▸ **OBJECTIVE**:
Tally up the lines where the string "name" appears; reply with the number only.

▸ **ENTRIES PROVIDED**:

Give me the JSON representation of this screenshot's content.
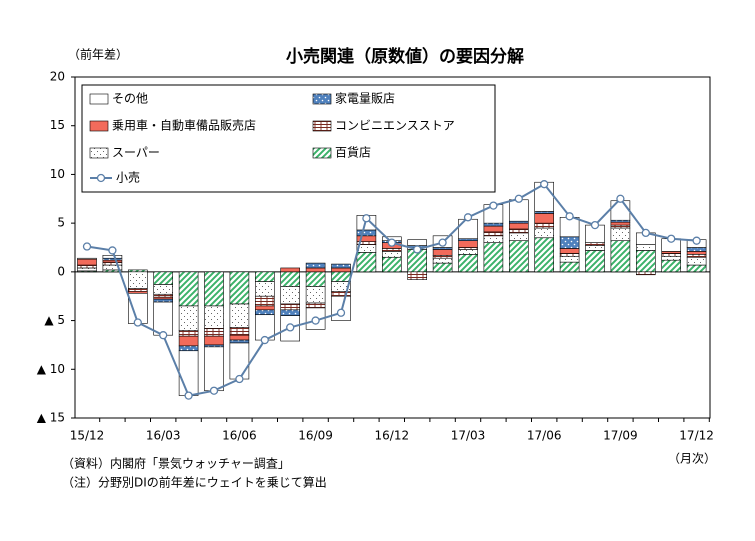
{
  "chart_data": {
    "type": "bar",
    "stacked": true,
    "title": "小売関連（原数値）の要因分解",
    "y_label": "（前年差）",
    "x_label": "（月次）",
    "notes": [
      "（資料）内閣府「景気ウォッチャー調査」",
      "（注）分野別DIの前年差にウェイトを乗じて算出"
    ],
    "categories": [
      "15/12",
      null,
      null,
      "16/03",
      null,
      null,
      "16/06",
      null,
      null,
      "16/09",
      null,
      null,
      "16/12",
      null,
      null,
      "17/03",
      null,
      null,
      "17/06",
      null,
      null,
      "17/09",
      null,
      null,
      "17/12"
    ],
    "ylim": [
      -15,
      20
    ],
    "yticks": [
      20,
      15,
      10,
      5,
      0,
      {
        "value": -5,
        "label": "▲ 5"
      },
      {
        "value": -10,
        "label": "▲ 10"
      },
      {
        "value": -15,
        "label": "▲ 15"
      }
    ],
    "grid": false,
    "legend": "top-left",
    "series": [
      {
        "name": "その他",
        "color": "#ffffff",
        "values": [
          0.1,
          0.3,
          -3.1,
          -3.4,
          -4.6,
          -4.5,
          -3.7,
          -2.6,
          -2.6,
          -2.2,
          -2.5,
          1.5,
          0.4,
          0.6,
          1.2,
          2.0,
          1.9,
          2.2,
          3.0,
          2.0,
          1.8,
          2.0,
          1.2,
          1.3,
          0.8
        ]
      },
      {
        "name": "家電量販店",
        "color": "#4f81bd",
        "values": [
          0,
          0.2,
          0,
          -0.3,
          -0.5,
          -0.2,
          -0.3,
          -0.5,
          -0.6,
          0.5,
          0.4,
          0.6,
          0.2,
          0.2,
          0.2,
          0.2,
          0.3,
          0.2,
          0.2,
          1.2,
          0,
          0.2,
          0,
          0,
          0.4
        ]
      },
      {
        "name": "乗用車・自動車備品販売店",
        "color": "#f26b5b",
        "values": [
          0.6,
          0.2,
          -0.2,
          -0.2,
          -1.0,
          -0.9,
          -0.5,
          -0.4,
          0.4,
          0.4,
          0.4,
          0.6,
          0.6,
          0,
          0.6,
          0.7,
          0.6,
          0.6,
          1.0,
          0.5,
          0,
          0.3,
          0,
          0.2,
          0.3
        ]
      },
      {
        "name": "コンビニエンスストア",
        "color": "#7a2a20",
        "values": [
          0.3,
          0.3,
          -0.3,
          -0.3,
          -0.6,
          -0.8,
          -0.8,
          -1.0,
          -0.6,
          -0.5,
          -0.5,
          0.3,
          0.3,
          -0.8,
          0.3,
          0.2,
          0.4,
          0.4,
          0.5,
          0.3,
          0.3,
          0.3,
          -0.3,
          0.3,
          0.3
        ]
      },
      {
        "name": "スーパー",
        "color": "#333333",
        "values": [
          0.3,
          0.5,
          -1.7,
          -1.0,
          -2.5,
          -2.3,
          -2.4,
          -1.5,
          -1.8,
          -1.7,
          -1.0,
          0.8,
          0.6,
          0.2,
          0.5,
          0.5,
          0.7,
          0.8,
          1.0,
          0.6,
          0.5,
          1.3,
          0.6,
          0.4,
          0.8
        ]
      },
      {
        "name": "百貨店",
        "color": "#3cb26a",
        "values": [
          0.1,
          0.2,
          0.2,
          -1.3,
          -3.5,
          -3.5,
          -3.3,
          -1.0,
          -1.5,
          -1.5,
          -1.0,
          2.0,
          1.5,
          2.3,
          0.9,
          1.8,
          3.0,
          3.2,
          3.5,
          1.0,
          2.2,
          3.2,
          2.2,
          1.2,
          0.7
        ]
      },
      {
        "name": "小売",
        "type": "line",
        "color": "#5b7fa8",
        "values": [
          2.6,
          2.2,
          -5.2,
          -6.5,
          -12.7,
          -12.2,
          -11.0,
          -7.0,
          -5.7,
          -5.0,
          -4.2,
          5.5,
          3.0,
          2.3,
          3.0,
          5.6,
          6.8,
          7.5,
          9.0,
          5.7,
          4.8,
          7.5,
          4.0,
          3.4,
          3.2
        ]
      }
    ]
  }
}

* * *

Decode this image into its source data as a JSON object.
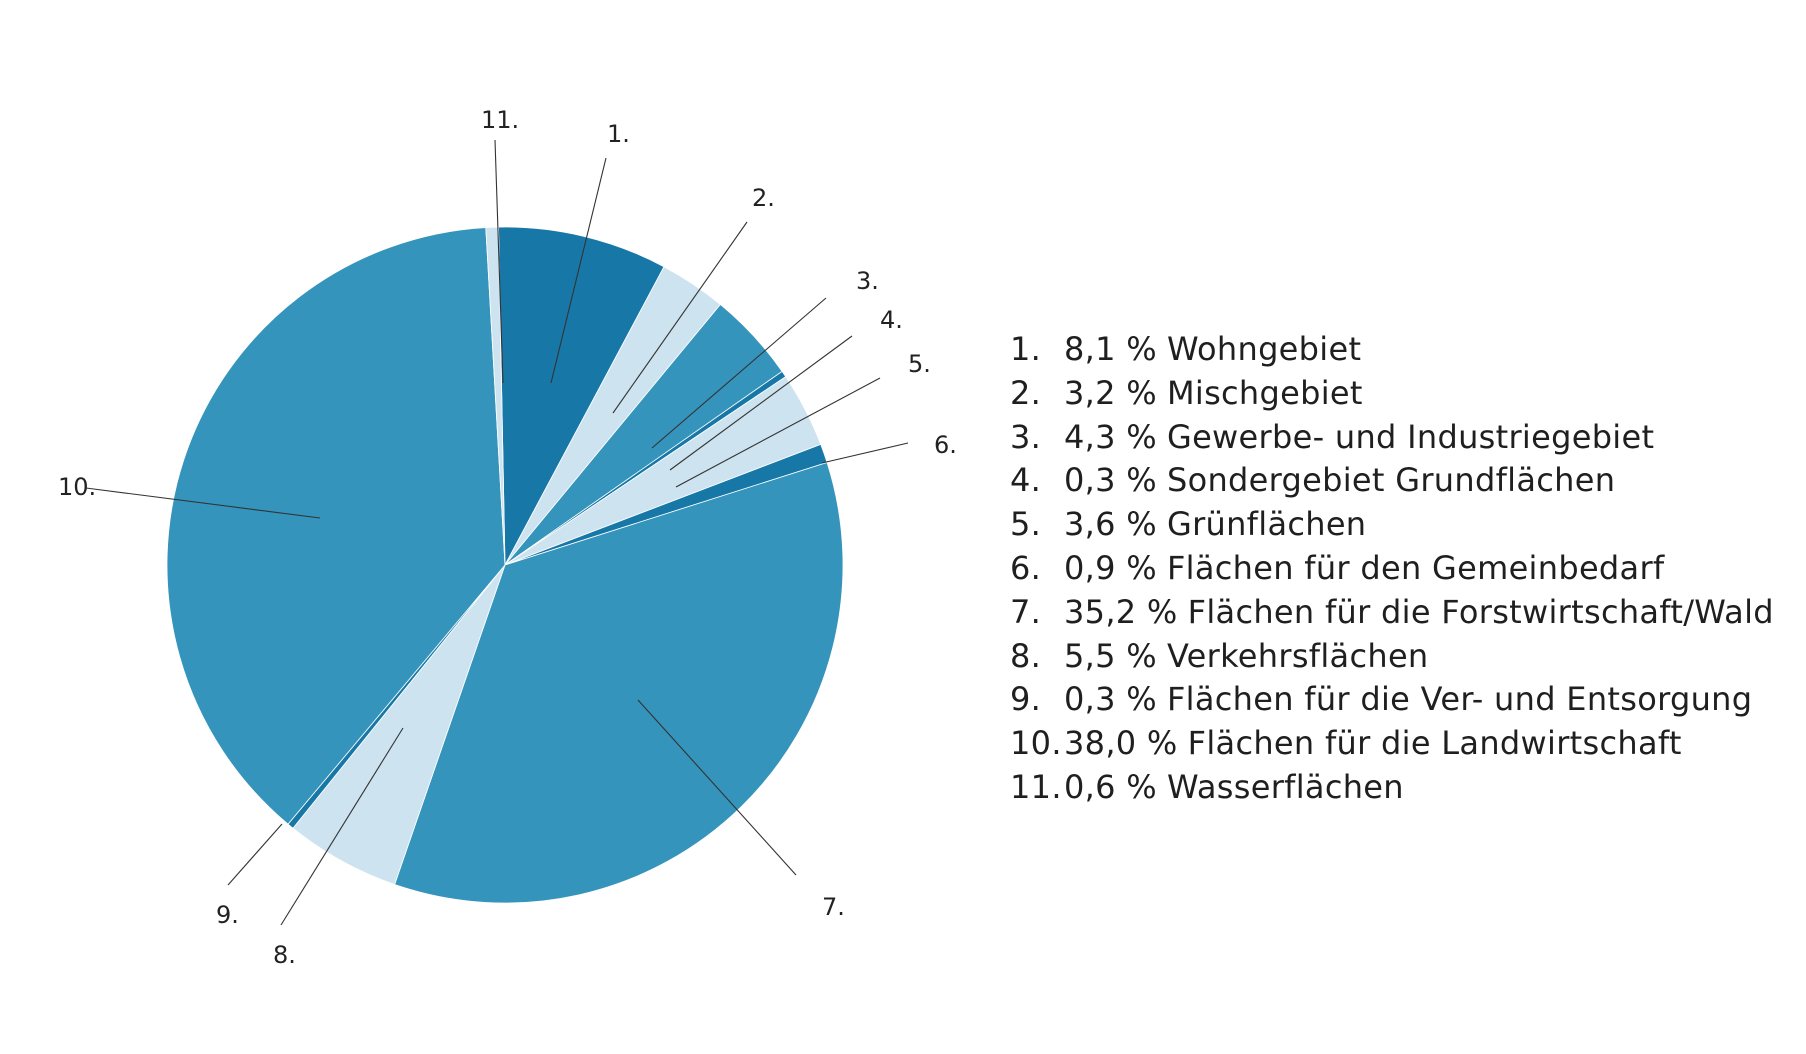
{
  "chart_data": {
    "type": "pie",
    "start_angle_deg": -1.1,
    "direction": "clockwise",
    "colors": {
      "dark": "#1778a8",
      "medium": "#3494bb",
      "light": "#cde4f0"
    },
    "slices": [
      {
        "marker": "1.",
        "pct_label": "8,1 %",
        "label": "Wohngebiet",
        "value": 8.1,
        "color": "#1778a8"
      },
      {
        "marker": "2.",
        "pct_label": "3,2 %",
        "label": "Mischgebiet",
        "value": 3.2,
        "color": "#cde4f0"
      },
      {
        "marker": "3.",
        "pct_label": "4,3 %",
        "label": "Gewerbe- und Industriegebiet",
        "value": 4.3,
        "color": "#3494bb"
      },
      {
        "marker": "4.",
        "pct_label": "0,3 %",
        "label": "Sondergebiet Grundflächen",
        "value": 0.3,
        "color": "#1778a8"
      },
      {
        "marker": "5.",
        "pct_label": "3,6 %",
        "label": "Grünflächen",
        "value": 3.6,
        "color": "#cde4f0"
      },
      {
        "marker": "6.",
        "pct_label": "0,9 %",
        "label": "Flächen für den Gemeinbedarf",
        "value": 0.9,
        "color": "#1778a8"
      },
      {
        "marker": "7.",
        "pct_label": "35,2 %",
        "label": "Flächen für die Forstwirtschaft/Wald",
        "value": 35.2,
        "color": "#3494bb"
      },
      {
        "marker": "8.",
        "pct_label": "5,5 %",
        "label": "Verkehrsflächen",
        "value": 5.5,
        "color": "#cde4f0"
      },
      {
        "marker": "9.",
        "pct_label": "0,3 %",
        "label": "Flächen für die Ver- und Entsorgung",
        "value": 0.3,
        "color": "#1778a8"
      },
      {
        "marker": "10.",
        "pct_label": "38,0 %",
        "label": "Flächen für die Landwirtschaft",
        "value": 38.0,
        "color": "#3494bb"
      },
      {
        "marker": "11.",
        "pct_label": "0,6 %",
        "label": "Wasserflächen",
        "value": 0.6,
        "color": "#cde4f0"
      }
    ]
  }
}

▸ **RESPONSE BELOW**:
7